▶ [Aim of the task] Repeat all the material exactly; pictures stay out of your copy.

Data listing

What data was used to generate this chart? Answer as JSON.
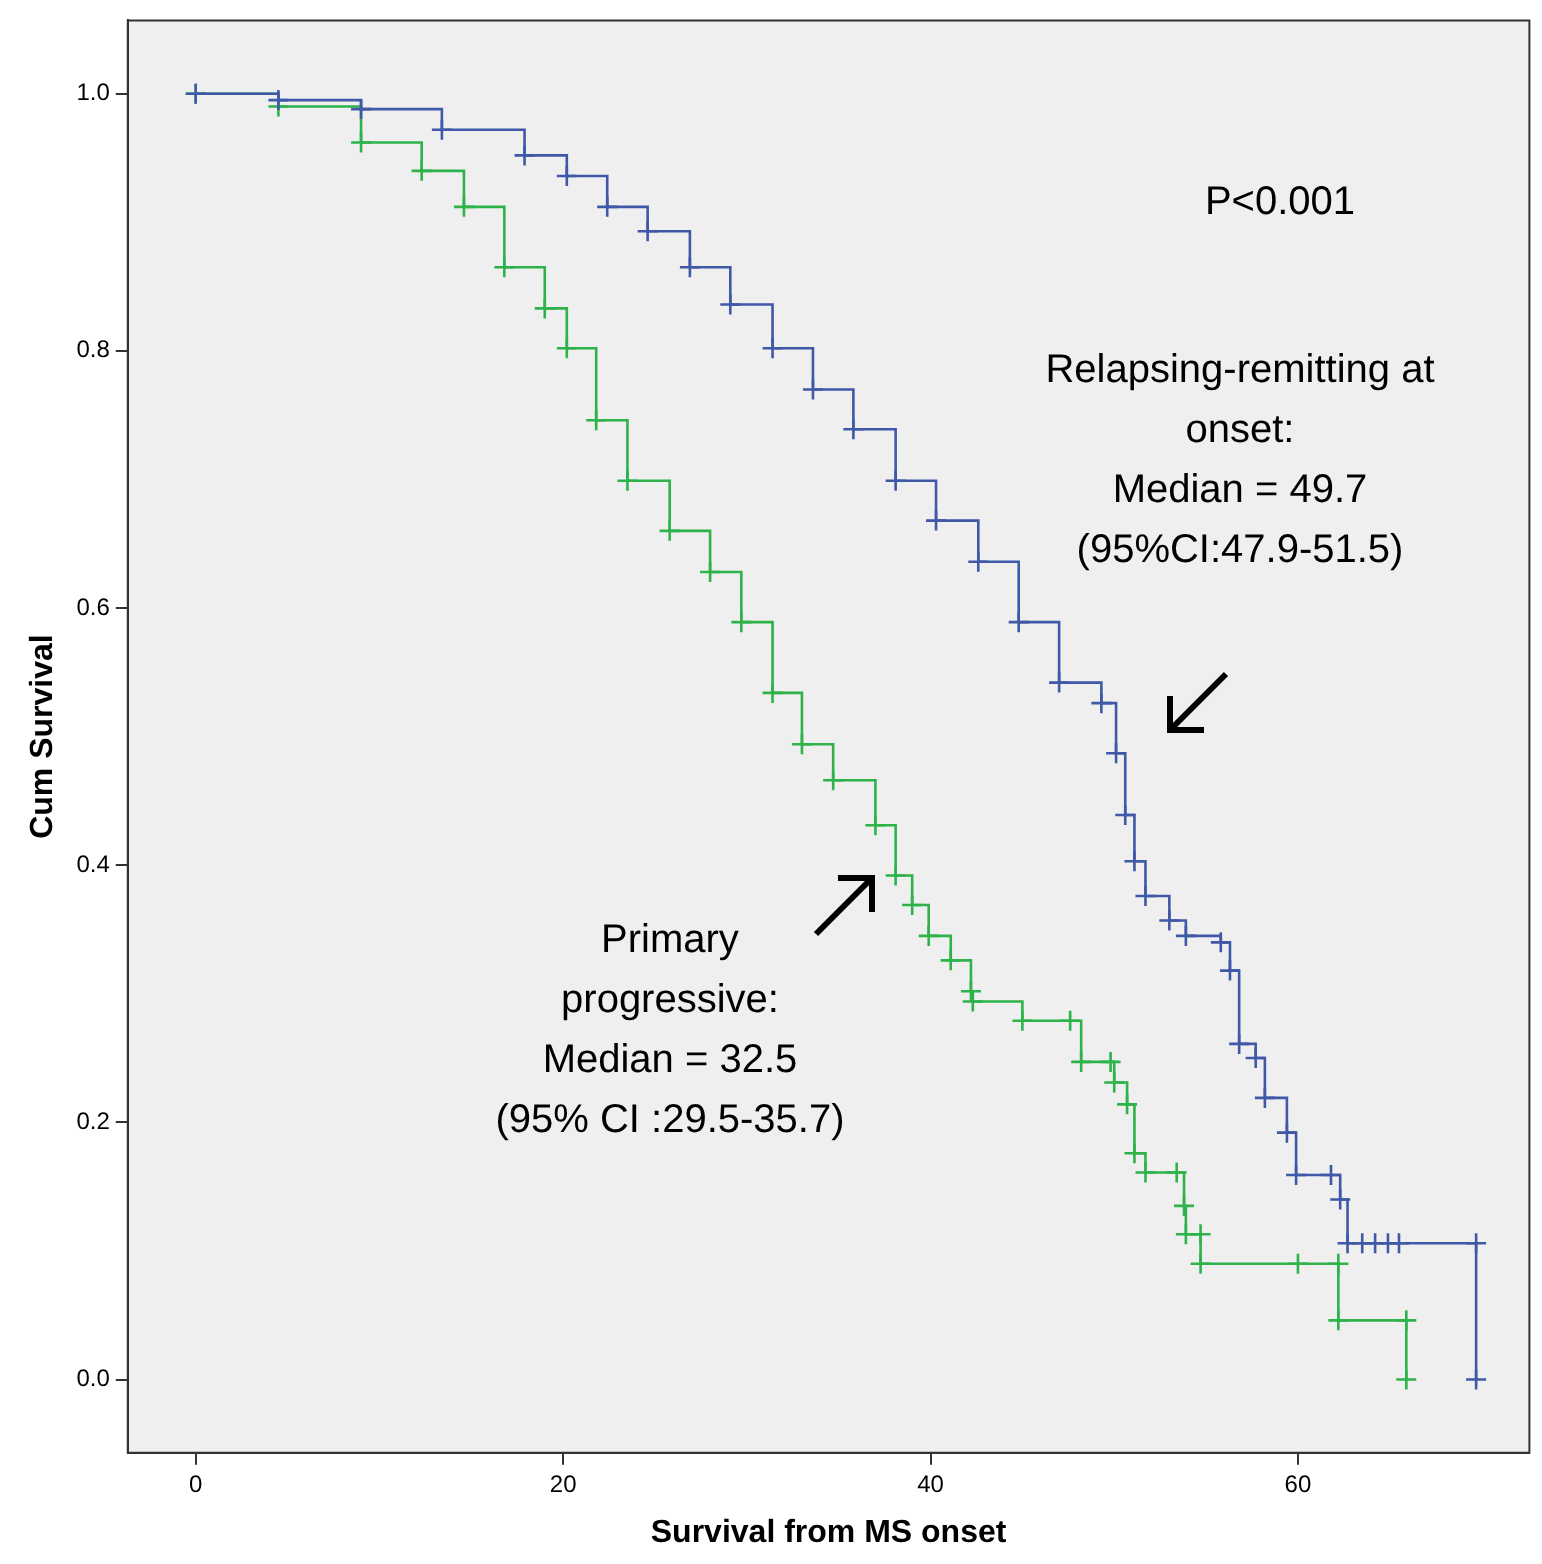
{
  "chart_data": {
    "type": "step",
    "xlabel": "Survival from MS onset",
    "ylabel": "Cum Survival",
    "xlim": [
      -3.7,
      72.6
    ],
    "ylim": [
      -0.057,
      1.057
    ],
    "xticks": [
      0,
      20,
      40,
      60
    ],
    "yticks": [
      {
        "value": 0,
        "label": "0.0"
      },
      {
        "value": 0.2,
        "label": "0.2"
      },
      {
        "value": 0.4,
        "label": "0.4"
      },
      {
        "value": 0.6,
        "label": "0.6"
      },
      {
        "value": 0.8,
        "label": "0.8"
      },
      {
        "value": 1,
        "label": "1.0"
      }
    ],
    "grid": false,
    "legend": false,
    "marker": "cross",
    "annotations": [
      "P<0.001",
      "Relapsing-remitting at\nonset:\nMedian = 49.7\n(95%CI:47.9-51.5)",
      "Primary\nprogressive:\nMedian = 32.5\n(95% CI :29.5-35.7)"
    ],
    "series": [
      {
        "color": "#3f58a8",
        "x": [
          0,
          4.5,
          9,
          13.4,
          17.9,
          20.2,
          22.4,
          24.6,
          26.9,
          29.1,
          31.4,
          33.6,
          35.8,
          38.1,
          40.3,
          42.6,
          44.8,
          47.0,
          49.3,
          50.1,
          50.6,
          51.1,
          51.7,
          53.0,
          53.9,
          55.8,
          56.3,
          56.8,
          57.7,
          58.2,
          59.4,
          59.9,
          61.8,
          62.3,
          62.7,
          63.5,
          64.2,
          64.9,
          65.5,
          69.7,
          69.7
        ],
        "values": [
          1.0,
          0.995,
          0.988,
          0.972,
          0.952,
          0.936,
          0.912,
          0.893,
          0.865,
          0.836,
          0.802,
          0.77,
          0.739,
          0.699,
          0.668,
          0.636,
          0.589,
          0.542,
          0.526,
          0.487,
          0.439,
          0.403,
          0.376,
          0.357,
          0.345,
          0.34,
          0.318,
          0.261,
          0.25,
          0.219,
          0.192,
          0.159,
          0.159,
          0.14,
          0.106,
          0.106,
          0.106,
          0.106,
          0.106,
          0.106,
          0.0
        ]
      },
      {
        "color": "#2db34a",
        "x": [
          0,
          4.5,
          9,
          12.3,
          14.6,
          16.8,
          19.0,
          20.2,
          21.8,
          23.5,
          25.8,
          28.0,
          29.7,
          31.4,
          33.0,
          34.7,
          37.0,
          38.1,
          39.0,
          39.9,
          41.1,
          42.2,
          42.3,
          45.0,
          47.6,
          48.2,
          49.8,
          50.0,
          50.7,
          51.1,
          51.7,
          53.4,
          53.8,
          53.9,
          54.7,
          54.7,
          60.0,
          62.2,
          62.2,
          65.9,
          65.9
        ],
        "values": [
          1.0,
          0.99,
          0.962,
          0.94,
          0.912,
          0.865,
          0.833,
          0.802,
          0.746,
          0.699,
          0.66,
          0.628,
          0.589,
          0.534,
          0.494,
          0.466,
          0.431,
          0.392,
          0.369,
          0.345,
          0.326,
          0.302,
          0.294,
          0.279,
          0.279,
          0.247,
          0.247,
          0.231,
          0.214,
          0.176,
          0.161,
          0.161,
          0.135,
          0.113,
          0.113,
          0.09,
          0.09,
          0.09,
          0.046,
          0.046,
          0.0
        ]
      }
    ]
  }
}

▶ [Response to this task]
What data was used to generate this chart? Answer as JSON.
{
  "chart_data": {
    "type": "step",
    "xlabel": "Survival from MS onset",
    "ylabel": "Cum Survival",
    "xlim": [
      -3.7,
      72.6
    ],
    "ylim": [
      -0.057,
      1.057
    ],
    "xticks": [
      0,
      20,
      40,
      60
    ],
    "yticks": [
      {
        "value": 0,
        "label": "0.0"
      },
      {
        "value": 0.2,
        "label": "0.2"
      },
      {
        "value": 0.4,
        "label": "0.4"
      },
      {
        "value": 0.6,
        "label": "0.6"
      },
      {
        "value": 0.8,
        "label": "0.8"
      },
      {
        "value": 1,
        "label": "1.0"
      }
    ],
    "grid": false,
    "legend": false,
    "marker": "cross",
    "annotations": [
      "P<0.001",
      "Relapsing-remitting at\nonset:\nMedian = 49.7\n(95%CI:47.9-51.5)",
      "Primary\nprogressive:\nMedian = 32.5\n(95% CI :29.5-35.7)"
    ],
    "series": [
      {
        "color": "#3f58a8",
        "x": [
          0,
          4.5,
          9,
          13.4,
          17.9,
          20.2,
          22.4,
          24.6,
          26.9,
          29.1,
          31.4,
          33.6,
          35.8,
          38.1,
          40.3,
          42.6,
          44.8,
          47.0,
          49.3,
          50.1,
          50.6,
          51.1,
          51.7,
          53.0,
          53.9,
          55.8,
          56.3,
          56.8,
          57.7,
          58.2,
          59.4,
          59.9,
          61.8,
          62.3,
          62.7,
          63.5,
          64.2,
          64.9,
          65.5,
          69.7,
          69.7
        ],
        "values": [
          1.0,
          0.995,
          0.988,
          0.972,
          0.952,
          0.936,
          0.912,
          0.893,
          0.865,
          0.836,
          0.802,
          0.77,
          0.739,
          0.699,
          0.668,
          0.636,
          0.589,
          0.542,
          0.526,
          0.487,
          0.439,
          0.403,
          0.376,
          0.357,
          0.345,
          0.34,
          0.318,
          0.261,
          0.25,
          0.219,
          0.192,
          0.159,
          0.159,
          0.14,
          0.106,
          0.106,
          0.106,
          0.106,
          0.106,
          0.106,
          0.0
        ]
      },
      {
        "color": "#2db34a",
        "x": [
          0,
          4.5,
          9,
          12.3,
          14.6,
          16.8,
          19.0,
          20.2,
          21.8,
          23.5,
          25.8,
          28.0,
          29.7,
          31.4,
          33.0,
          34.7,
          37.0,
          38.1,
          39.0,
          39.9,
          41.1,
          42.2,
          42.3,
          45.0,
          47.6,
          48.2,
          49.8,
          50.0,
          50.7,
          51.1,
          51.7,
          53.4,
          53.8,
          53.9,
          54.7,
          54.7,
          60.0,
          62.2,
          62.2,
          65.9,
          65.9
        ],
        "values": [
          1.0,
          0.99,
          0.962,
          0.94,
          0.912,
          0.865,
          0.833,
          0.802,
          0.746,
          0.699,
          0.66,
          0.628,
          0.589,
          0.534,
          0.494,
          0.466,
          0.431,
          0.392,
          0.369,
          0.345,
          0.326,
          0.302,
          0.294,
          0.279,
          0.279,
          0.247,
          0.247,
          0.231,
          0.214,
          0.176,
          0.161,
          0.161,
          0.135,
          0.113,
          0.113,
          0.09,
          0.09,
          0.09,
          0.046,
          0.046,
          0.0
        ]
      }
    ]
  }
}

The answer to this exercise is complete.